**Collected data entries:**
----
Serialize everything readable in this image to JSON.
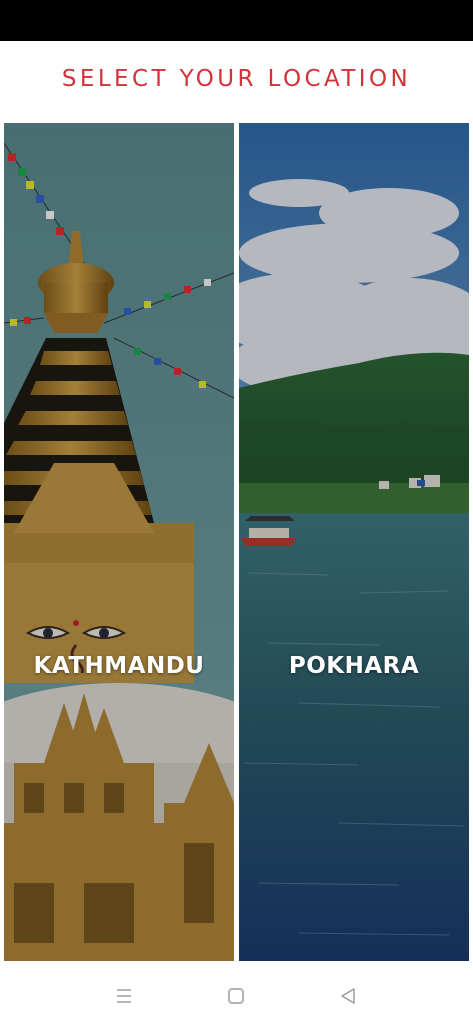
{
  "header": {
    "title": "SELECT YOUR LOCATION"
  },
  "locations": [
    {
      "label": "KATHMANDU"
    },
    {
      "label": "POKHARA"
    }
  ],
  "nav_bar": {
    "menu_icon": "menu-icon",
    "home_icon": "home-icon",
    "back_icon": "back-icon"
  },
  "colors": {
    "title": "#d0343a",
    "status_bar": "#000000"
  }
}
----
**Problem requirements:**
Go through the listing above and quote it exactly, apart from its images.

**Task response:**
Serialize everything readable in this image to JSON.
{
  "header": {
    "title": "SELECT YOUR LOCATION"
  },
  "locations": [
    {
      "label": "KATHMANDU"
    },
    {
      "label": "POKHARA"
    }
  ],
  "nav_bar": {
    "menu_icon": "menu-icon",
    "home_icon": "home-icon",
    "back_icon": "back-icon"
  },
  "colors": {
    "title": "#d0343a",
    "status_bar": "#000000"
  }
}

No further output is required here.